[Structured figure records]
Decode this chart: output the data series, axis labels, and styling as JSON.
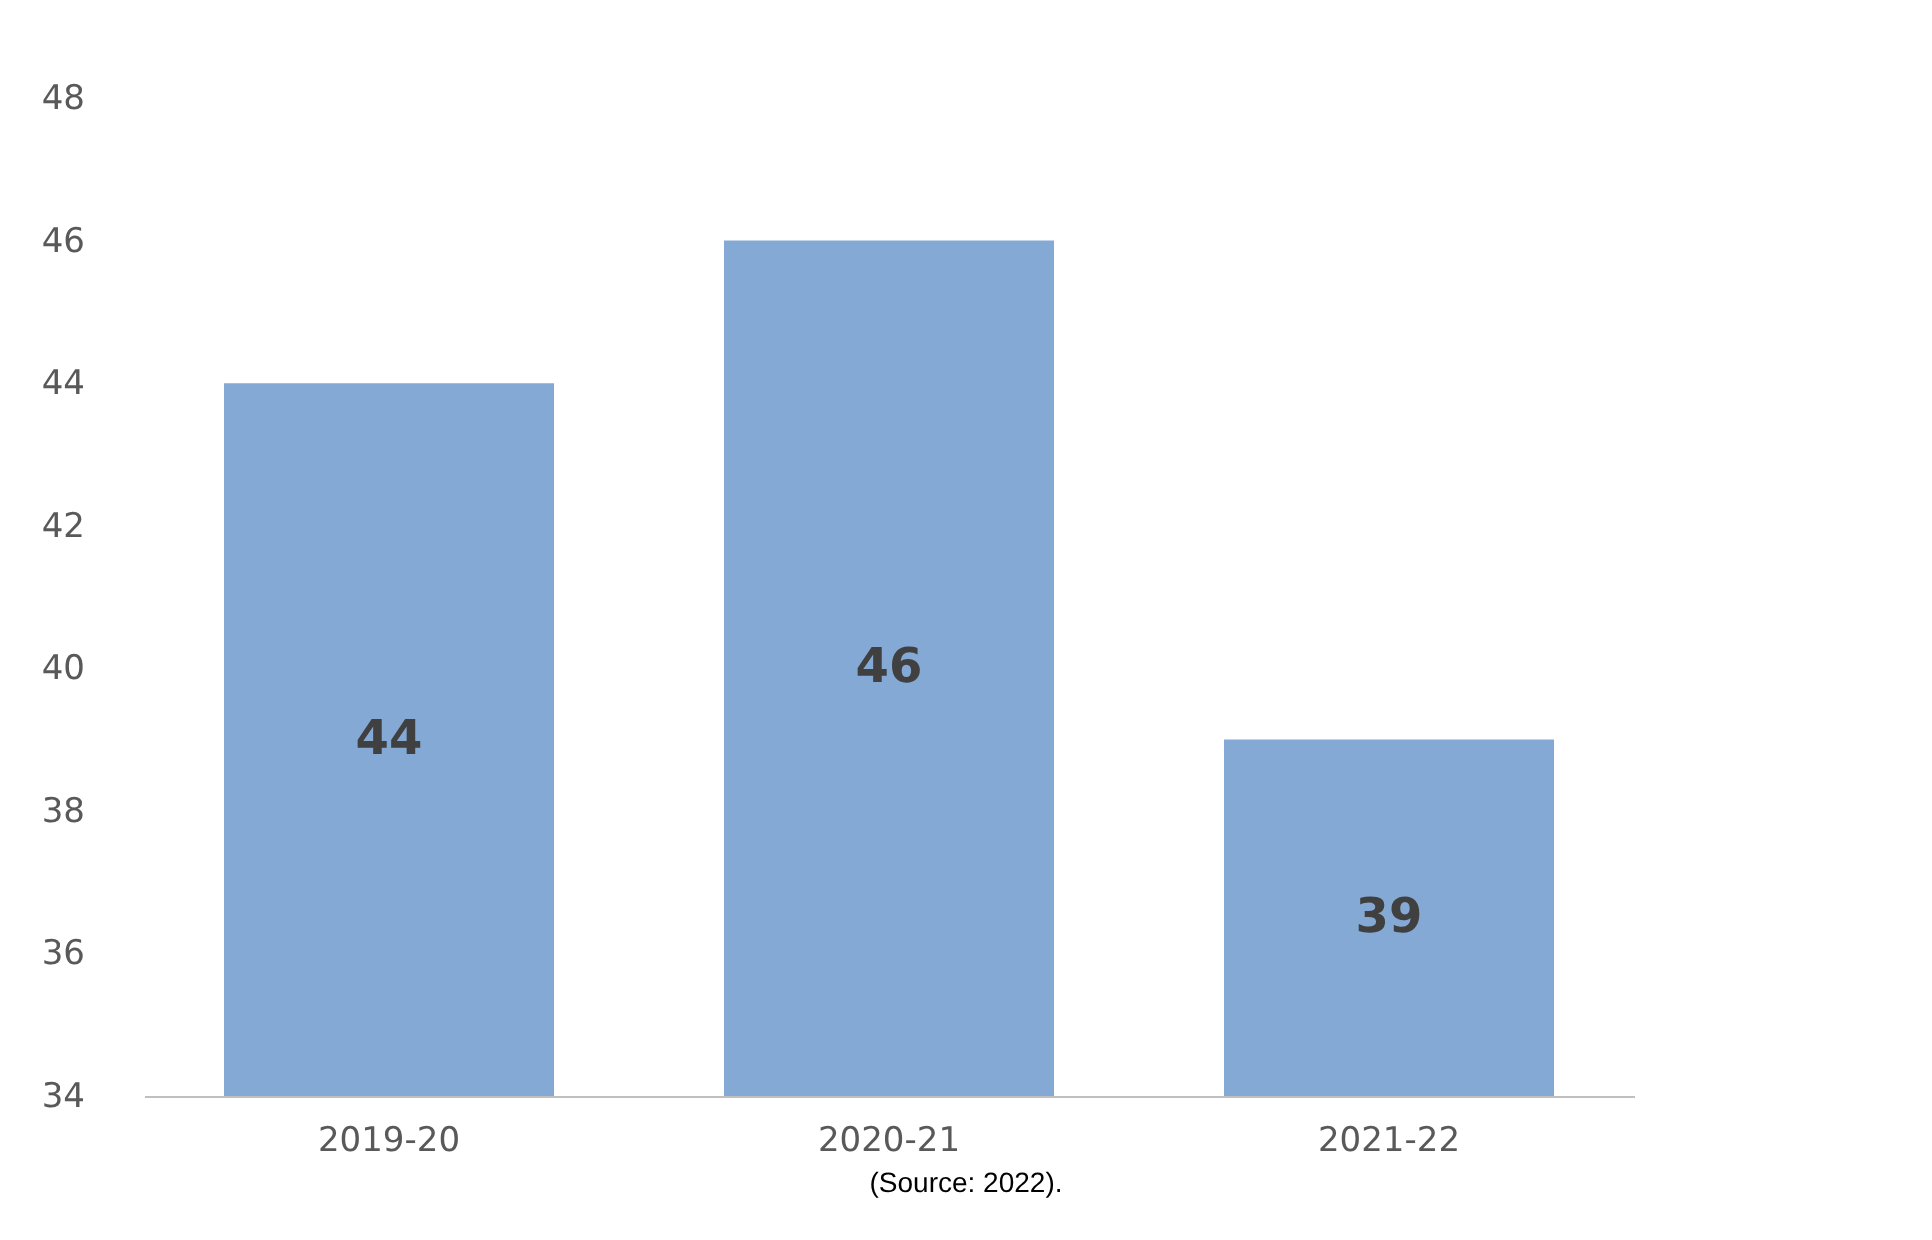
{
  "chart_data": {
    "type": "bar",
    "categories": [
      "2019-20",
      "2020-21",
      "2021-22"
    ],
    "values": [
      44,
      46,
      39
    ],
    "color": "#84a9d4",
    "ylim": [
      34,
      48
    ],
    "yticks": [
      34,
      36,
      38,
      40,
      42,
      44,
      46,
      48
    ],
    "grid": false,
    "data_labels": true,
    "annotations": [
      "(Source: 2022)."
    ]
  }
}
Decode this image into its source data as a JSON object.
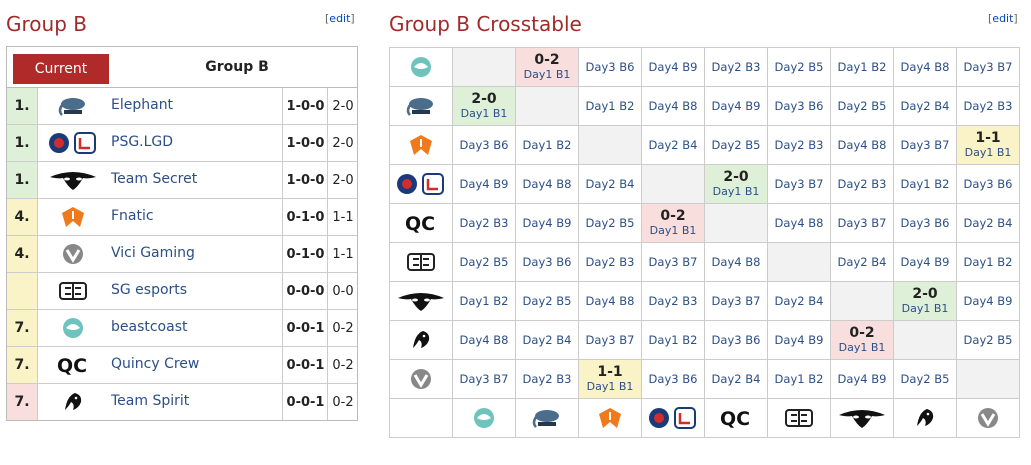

Task prompt: Output all the records, word for word, with no pictures in the copy.

Full answer:
Decode this chart: output the data series, axis labels, and styling as JSON.
{
  "chart_data": {
    "type": "bar",
    "categories": [
      "2019-20",
      "2020-21",
      "2021-22"
    ],
    "values": [
      44,
      46,
      39
    ],
    "color": "#84a9d4",
    "ylim": [
      34,
      48
    ],
    "yticks": [
      34,
      36,
      38,
      40,
      42,
      44,
      46,
      48
    ],
    "grid": false,
    "data_labels": true,
    "annotations": [
      "(Source: 2022)."
    ]
  }
}
Decode this image into its source data as a JSON object.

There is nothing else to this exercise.